> Given task
Output all the material that follows, exactly as given.
>> BEGIN Supplied data
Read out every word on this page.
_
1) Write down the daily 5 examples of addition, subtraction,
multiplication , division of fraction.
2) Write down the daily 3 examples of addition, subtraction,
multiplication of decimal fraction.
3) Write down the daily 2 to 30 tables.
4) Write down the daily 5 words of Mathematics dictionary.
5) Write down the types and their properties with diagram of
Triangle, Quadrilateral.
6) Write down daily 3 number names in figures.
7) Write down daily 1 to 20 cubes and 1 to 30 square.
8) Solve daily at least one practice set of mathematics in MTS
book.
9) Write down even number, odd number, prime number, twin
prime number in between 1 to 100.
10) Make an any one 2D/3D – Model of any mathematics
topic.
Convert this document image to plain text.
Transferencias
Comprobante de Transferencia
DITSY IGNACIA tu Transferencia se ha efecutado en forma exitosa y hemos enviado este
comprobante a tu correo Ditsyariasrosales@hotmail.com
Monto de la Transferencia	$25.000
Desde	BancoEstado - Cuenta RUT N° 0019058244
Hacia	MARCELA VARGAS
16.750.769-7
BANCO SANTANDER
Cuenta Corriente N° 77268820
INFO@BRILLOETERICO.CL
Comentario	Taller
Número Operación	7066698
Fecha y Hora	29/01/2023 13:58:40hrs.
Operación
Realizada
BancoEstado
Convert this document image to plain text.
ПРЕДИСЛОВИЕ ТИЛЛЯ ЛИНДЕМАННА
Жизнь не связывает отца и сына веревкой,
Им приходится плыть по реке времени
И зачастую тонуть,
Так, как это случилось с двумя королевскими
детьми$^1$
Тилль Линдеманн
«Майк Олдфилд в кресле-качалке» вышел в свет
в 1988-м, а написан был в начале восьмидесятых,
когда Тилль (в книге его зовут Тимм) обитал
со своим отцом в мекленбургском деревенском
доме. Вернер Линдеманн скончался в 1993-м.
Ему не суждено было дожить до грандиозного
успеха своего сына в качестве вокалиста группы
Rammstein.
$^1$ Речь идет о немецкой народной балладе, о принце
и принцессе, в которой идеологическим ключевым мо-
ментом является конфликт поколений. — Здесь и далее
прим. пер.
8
>> END Supplied data
> The reply
Read out every word on this page.
_
1) Write down the daily 5 examples of addition, subtraction,
multiplication , division of fraction.
2) Write down the daily 3 examples of addition, subtraction,
multiplication of decimal fraction.
3) Write down the daily 2 to 30 tables.
4) Write down the daily 5 words of Mathematics dictionary.
5) Write down the types and their properties with diagram of
Triangle, Quadrilateral.
6) Write down daily 3 number names in figures.
7) Write down daily 1 to 20 cubes and 1 to 30 square.
8) Solve daily at least one practice set of mathematics in MTS
book.
9) Write down even number, odd number, prime number, twin
prime number in between 1 to 100.
10) Make an any one 2D/3D – Model of any mathematics
topic.
Convert this document image to plain text.
Transferencias
Comprobante de Transferencia
DITSY IGNACIA tu Transferencia se ha efecutado en forma exitosa y hemos enviado este
comprobante a tu correo Ditsyariasrosales@hotmail.com
Monto de la Transferencia	$25.000
Desde	BancoEstado - Cuenta RUT N° 0019058244
Hacia	MARCELA VARGAS
16.750.769-7
BANCO SANTANDER
Cuenta Corriente N° 77268820
INFO@BRILLOETERICO.CL
Comentario	Taller
Número Operación	7066698
Fecha y Hora	29/01/2023 13:58:40hrs.
Operación
Realizada
BancoEstado
Convert this document image to plain text.
ПРЕДИСЛОВИЕ ТИЛЛЯ ЛИНДЕМАННА
Жизнь не связывает отца и сына веревкой,
Им приходится плыть по реке времени
И зачастую тонуть,
Так, как это случилось с двумя королевскими
детьми$^1$
Тилль Линдеманн
«Майк Олдфилд в кресле-качалке» вышел в свет
в 1988-м, а написан был в начале восьмидесятых,
когда Тилль (в книге его зовут Тимм) обитал
со своим отцом в мекленбургском деревенском
доме. Вернер Линдеманн скончался в 1993-м.
Ему не суждено было дожить до грандиозного
успеха своего сына в качестве вокалиста группы
Rammstein.
$^1$ Речь идет о немецкой народной балладе, о принце
и принцессе, в которой идеологическим ключевым мо-
ментом является конфликт поколений. — Здесь и далее
прим. пер.
8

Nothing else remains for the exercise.